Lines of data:
◆ ◆ ◆ ◆ ◆
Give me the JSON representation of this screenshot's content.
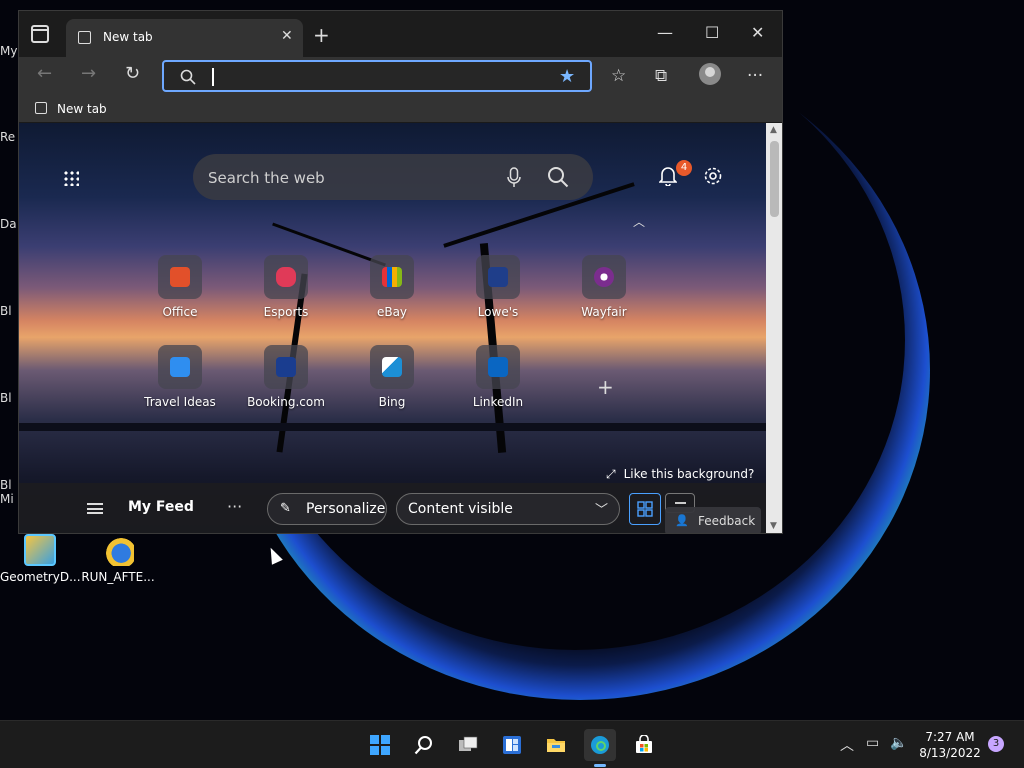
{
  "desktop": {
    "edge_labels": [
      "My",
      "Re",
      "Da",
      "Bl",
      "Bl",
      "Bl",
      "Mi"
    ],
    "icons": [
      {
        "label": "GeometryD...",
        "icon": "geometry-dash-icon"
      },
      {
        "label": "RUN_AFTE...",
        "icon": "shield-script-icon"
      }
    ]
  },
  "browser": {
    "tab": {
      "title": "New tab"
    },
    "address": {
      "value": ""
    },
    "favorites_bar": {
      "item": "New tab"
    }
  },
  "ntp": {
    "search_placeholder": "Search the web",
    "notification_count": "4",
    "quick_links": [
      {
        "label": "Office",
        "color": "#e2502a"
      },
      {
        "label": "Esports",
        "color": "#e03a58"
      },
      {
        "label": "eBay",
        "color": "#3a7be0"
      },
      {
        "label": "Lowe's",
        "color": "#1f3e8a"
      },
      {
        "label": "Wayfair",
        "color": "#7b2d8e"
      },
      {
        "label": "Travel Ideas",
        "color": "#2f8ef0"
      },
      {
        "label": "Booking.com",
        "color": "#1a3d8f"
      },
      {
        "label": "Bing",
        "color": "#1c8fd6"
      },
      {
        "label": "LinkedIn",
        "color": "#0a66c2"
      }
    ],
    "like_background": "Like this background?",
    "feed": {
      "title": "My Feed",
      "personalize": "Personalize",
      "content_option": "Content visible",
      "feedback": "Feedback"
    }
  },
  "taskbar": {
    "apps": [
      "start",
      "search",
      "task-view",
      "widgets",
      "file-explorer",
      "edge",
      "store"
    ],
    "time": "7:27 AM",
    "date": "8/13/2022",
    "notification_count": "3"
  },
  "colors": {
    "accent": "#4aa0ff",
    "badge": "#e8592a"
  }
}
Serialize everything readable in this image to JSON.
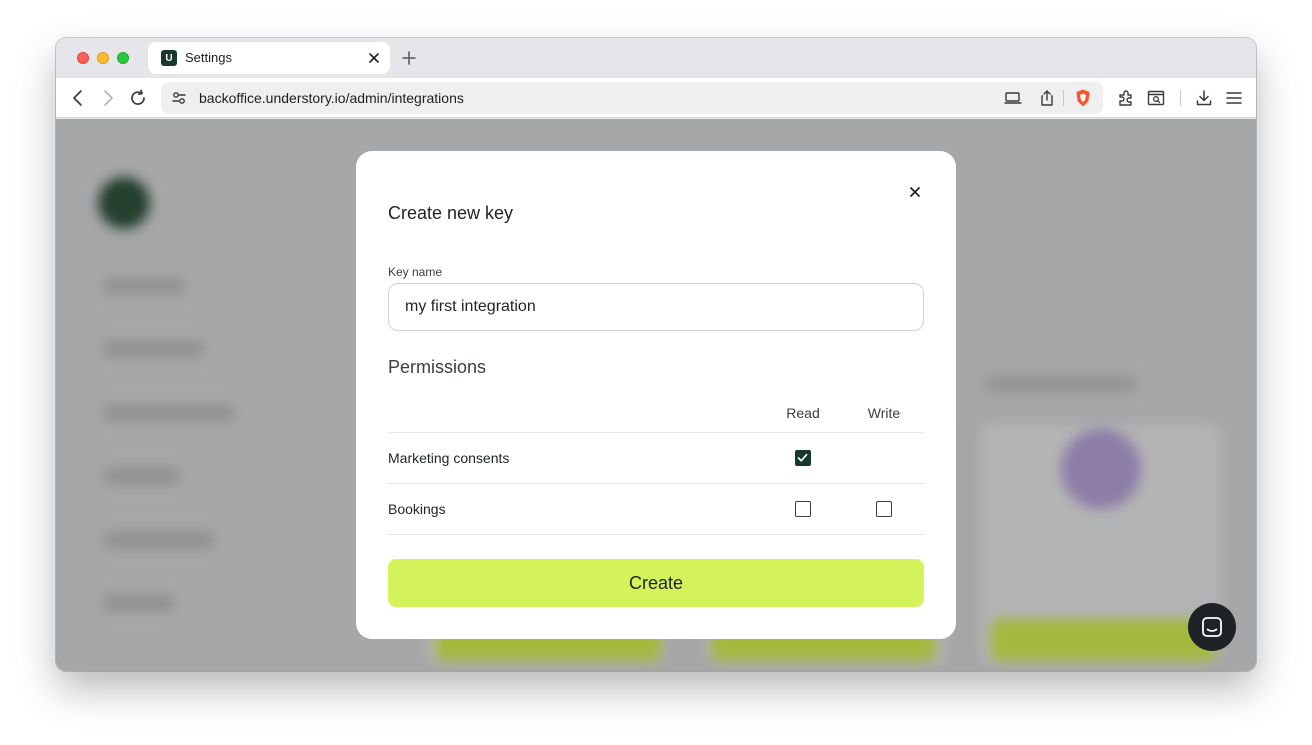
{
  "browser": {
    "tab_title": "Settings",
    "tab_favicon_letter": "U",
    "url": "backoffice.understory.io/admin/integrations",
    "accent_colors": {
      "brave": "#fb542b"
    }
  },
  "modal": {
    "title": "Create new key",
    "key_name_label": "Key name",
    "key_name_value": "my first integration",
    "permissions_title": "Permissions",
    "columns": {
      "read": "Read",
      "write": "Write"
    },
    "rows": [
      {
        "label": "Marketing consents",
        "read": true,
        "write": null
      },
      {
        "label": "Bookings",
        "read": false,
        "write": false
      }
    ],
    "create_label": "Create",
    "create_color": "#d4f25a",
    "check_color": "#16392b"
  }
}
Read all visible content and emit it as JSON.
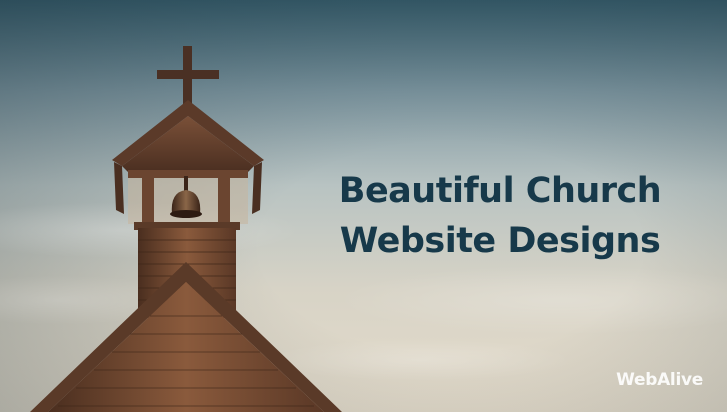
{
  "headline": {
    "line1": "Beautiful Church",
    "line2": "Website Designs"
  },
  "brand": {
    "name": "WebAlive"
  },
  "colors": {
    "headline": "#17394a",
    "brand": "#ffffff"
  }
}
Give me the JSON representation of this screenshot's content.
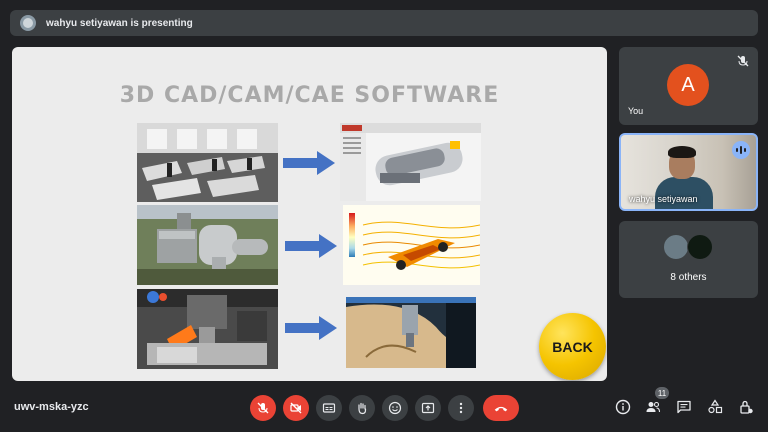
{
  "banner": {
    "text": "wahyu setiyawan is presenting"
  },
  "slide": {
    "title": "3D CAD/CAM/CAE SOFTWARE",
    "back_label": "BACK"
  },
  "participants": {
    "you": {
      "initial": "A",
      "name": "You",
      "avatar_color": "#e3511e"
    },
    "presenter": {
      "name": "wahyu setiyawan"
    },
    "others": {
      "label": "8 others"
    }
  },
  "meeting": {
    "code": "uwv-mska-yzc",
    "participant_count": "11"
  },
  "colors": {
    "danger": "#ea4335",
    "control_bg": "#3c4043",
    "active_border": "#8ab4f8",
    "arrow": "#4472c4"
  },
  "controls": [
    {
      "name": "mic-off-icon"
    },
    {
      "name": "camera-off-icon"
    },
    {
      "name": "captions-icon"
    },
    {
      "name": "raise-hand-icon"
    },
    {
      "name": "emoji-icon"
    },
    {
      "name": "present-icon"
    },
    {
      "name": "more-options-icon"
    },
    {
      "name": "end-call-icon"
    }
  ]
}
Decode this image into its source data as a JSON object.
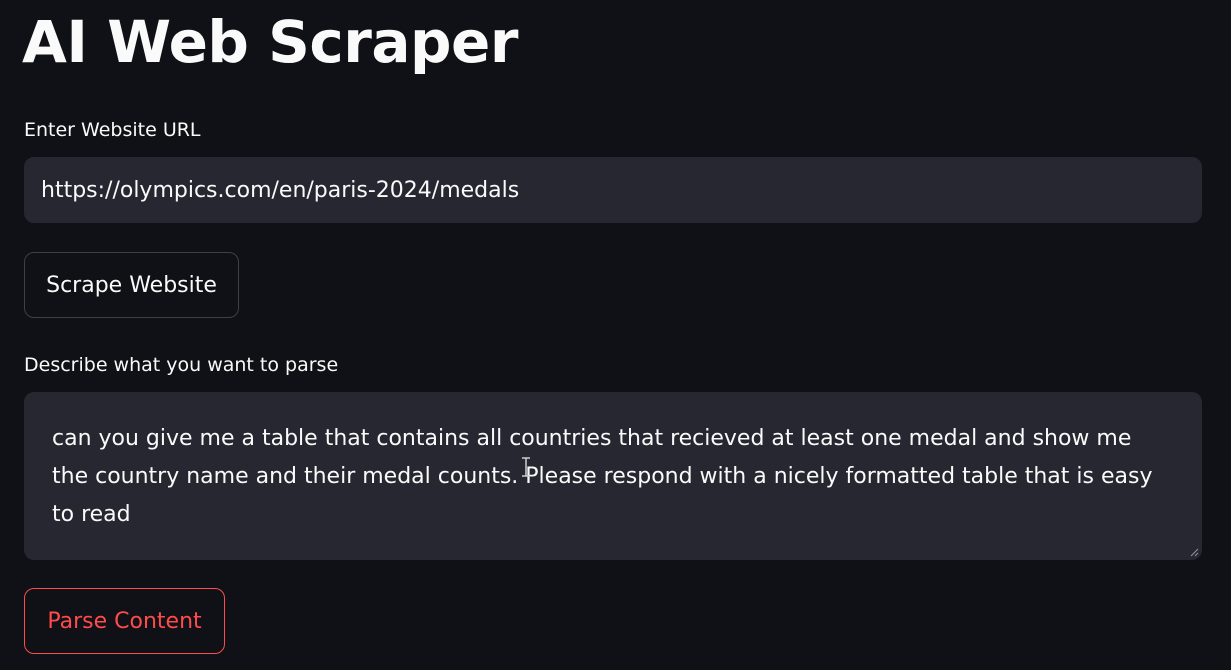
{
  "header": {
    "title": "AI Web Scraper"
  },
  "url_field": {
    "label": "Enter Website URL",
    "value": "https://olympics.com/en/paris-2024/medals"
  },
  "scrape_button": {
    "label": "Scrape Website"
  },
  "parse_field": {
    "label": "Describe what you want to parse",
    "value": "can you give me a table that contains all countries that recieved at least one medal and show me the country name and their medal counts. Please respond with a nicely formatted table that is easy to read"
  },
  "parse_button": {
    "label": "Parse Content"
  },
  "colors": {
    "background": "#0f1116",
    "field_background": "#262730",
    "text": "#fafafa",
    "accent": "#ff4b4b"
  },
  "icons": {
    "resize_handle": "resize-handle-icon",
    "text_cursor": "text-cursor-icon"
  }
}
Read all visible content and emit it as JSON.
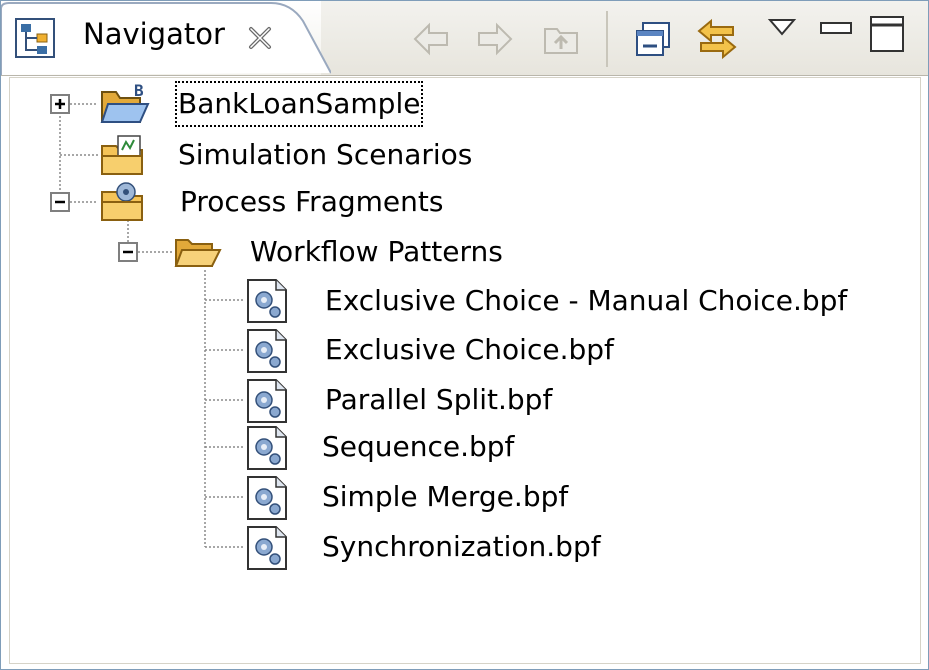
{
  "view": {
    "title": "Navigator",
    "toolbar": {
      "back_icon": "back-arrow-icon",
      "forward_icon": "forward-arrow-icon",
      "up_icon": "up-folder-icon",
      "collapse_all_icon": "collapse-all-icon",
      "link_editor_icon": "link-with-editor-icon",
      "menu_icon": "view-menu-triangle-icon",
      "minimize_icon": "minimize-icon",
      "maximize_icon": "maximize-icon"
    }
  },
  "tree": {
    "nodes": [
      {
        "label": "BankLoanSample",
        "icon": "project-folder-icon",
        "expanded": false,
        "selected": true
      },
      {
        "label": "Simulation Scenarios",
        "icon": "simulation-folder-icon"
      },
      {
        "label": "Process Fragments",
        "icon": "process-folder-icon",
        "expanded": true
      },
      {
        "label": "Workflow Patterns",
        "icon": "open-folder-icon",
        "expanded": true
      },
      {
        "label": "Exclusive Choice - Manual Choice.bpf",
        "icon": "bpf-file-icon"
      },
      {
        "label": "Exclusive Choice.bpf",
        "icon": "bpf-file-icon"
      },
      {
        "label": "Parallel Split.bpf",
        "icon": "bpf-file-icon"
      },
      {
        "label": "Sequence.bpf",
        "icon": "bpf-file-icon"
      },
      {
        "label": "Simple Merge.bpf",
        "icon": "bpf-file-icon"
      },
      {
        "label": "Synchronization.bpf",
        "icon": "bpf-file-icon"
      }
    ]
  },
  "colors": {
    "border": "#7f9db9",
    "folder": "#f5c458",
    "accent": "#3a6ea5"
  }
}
◆ ◆ ◆ ◆ ◆
Without including the pictures, return each record above exactly as it stands.

Give me the JSON representation of this screenshot's content.
{
  "desktop": {
    "edge_labels": [
      "My",
      "Re",
      "Da",
      "Bl",
      "Bl",
      "Bl",
      "Mi"
    ],
    "icons": [
      {
        "label": "GeometryD...",
        "icon": "geometry-dash-icon"
      },
      {
        "label": "RUN_AFTE...",
        "icon": "shield-script-icon"
      }
    ]
  },
  "browser": {
    "tab": {
      "title": "New tab"
    },
    "address": {
      "value": ""
    },
    "favorites_bar": {
      "item": "New tab"
    }
  },
  "ntp": {
    "search_placeholder": "Search the web",
    "notification_count": "4",
    "quick_links": [
      {
        "label": "Office",
        "color": "#e2502a"
      },
      {
        "label": "Esports",
        "color": "#e03a58"
      },
      {
        "label": "eBay",
        "color": "#3a7be0"
      },
      {
        "label": "Lowe's",
        "color": "#1f3e8a"
      },
      {
        "label": "Wayfair",
        "color": "#7b2d8e"
      },
      {
        "label": "Travel Ideas",
        "color": "#2f8ef0"
      },
      {
        "label": "Booking.com",
        "color": "#1a3d8f"
      },
      {
        "label": "Bing",
        "color": "#1c8fd6"
      },
      {
        "label": "LinkedIn",
        "color": "#0a66c2"
      }
    ],
    "like_background": "Like this background?",
    "feed": {
      "title": "My Feed",
      "personalize": "Personalize",
      "content_option": "Content visible",
      "feedback": "Feedback"
    }
  },
  "taskbar": {
    "apps": [
      "start",
      "search",
      "task-view",
      "widgets",
      "file-explorer",
      "edge",
      "store"
    ],
    "time": "7:27 AM",
    "date": "8/13/2022",
    "notification_count": "3"
  },
  "colors": {
    "accent": "#4aa0ff",
    "badge": "#e8592a"
  }
}
Serialize everything readable in this image to JSON.
{
  "browser": {
    "tab_title": "Settings",
    "tab_favicon_letter": "U",
    "url": "backoffice.understory.io/admin/integrations",
    "accent_colors": {
      "brave": "#fb542b"
    }
  },
  "modal": {
    "title": "Create new key",
    "key_name_label": "Key name",
    "key_name_value": "my first integration",
    "permissions_title": "Permissions",
    "columns": {
      "read": "Read",
      "write": "Write"
    },
    "rows": [
      {
        "label": "Marketing consents",
        "read": true,
        "write": null
      },
      {
        "label": "Bookings",
        "read": false,
        "write": false
      }
    ],
    "create_label": "Create",
    "create_color": "#d4f25a",
    "check_color": "#16392b"
  }
}
Read all visible content and emit it as JSON.
{
  "headline": {
    "line1": "Beautiful Church",
    "line2": "Website Designs"
  },
  "brand": {
    "name": "WebAlive"
  },
  "colors": {
    "headline": "#17394a",
    "brand": "#ffffff"
  }
}
Give me the JSON representation of this screenshot's content.
{
  "banner": {
    "text": "wahyu setiyawan is presenting"
  },
  "slide": {
    "title": "3D CAD/CAM/CAE SOFTWARE",
    "back_label": "BACK"
  },
  "participants": {
    "you": {
      "initial": "A",
      "name": "You",
      "avatar_color": "#e3511e"
    },
    "presenter": {
      "name": "wahyu setiyawan"
    },
    "others": {
      "label": "8 others"
    }
  },
  "meeting": {
    "code": "uwv-mska-yzc",
    "participant_count": "11"
  },
  "colors": {
    "danger": "#ea4335",
    "control_bg": "#3c4043",
    "active_border": "#8ab4f8",
    "arrow": "#4472c4"
  },
  "controls": [
    {
      "name": "mic-off-icon"
    },
    {
      "name": "camera-off-icon"
    },
    {
      "name": "captions-icon"
    },
    {
      "name": "raise-hand-icon"
    },
    {
      "name": "emoji-icon"
    },
    {
      "name": "present-icon"
    },
    {
      "name": "more-options-icon"
    },
    {
      "name": "end-call-icon"
    }
  ]
}
Decode this image into its source data as a JSON object.
{
  "header": {
    "title": "AI Web Scraper"
  },
  "url_field": {
    "label": "Enter Website URL",
    "value": "https://olympics.com/en/paris-2024/medals"
  },
  "scrape_button": {
    "label": "Scrape Website"
  },
  "parse_field": {
    "label": "Describe what you want to parse",
    "value": "can you give me a table that contains all countries that recieved at least one medal and show me the country name and their medal counts. Please respond with a nicely formatted table that is easy to read"
  },
  "parse_button": {
    "label": "Parse Content"
  },
  "colors": {
    "background": "#0f1116",
    "field_background": "#262730",
    "text": "#fafafa",
    "accent": "#ff4b4b"
  },
  "icons": {
    "resize_handle": "resize-handle-icon",
    "text_cursor": "text-cursor-icon"
  }
}
Read all visible content and emit it as JSON.
{
  "view": {
    "title": "Navigator",
    "toolbar": {
      "back_icon": "back-arrow-icon",
      "forward_icon": "forward-arrow-icon",
      "up_icon": "up-folder-icon",
      "collapse_all_icon": "collapse-all-icon",
      "link_editor_icon": "link-with-editor-icon",
      "menu_icon": "view-menu-triangle-icon",
      "minimize_icon": "minimize-icon",
      "maximize_icon": "maximize-icon"
    }
  },
  "tree": {
    "nodes": [
      {
        "label": "BankLoanSample",
        "icon": "project-folder-icon",
        "expanded": false,
        "selected": true
      },
      {
        "label": "Simulation Scenarios",
        "icon": "simulation-folder-icon"
      },
      {
        "label": "Process Fragments",
        "icon": "process-folder-icon",
        "expanded": true
      },
      {
        "label": "Workflow Patterns",
        "icon": "open-folder-icon",
        "expanded": true
      },
      {
        "label": "Exclusive Choice - Manual Choice.bpf",
        "icon": "bpf-file-icon"
      },
      {
        "label": "Exclusive Choice.bpf",
        "icon": "bpf-file-icon"
      },
      {
        "label": "Parallel Split.bpf",
        "icon": "bpf-file-icon"
      },
      {
        "label": "Sequence.bpf",
        "icon": "bpf-file-icon"
      },
      {
        "label": "Simple Merge.bpf",
        "icon": "bpf-file-icon"
      },
      {
        "label": "Synchronization.bpf",
        "icon": "bpf-file-icon"
      }
    ]
  },
  "colors": {
    "border": "#7f9db9",
    "folder": "#f5c458",
    "accent": "#3a6ea5"
  }
}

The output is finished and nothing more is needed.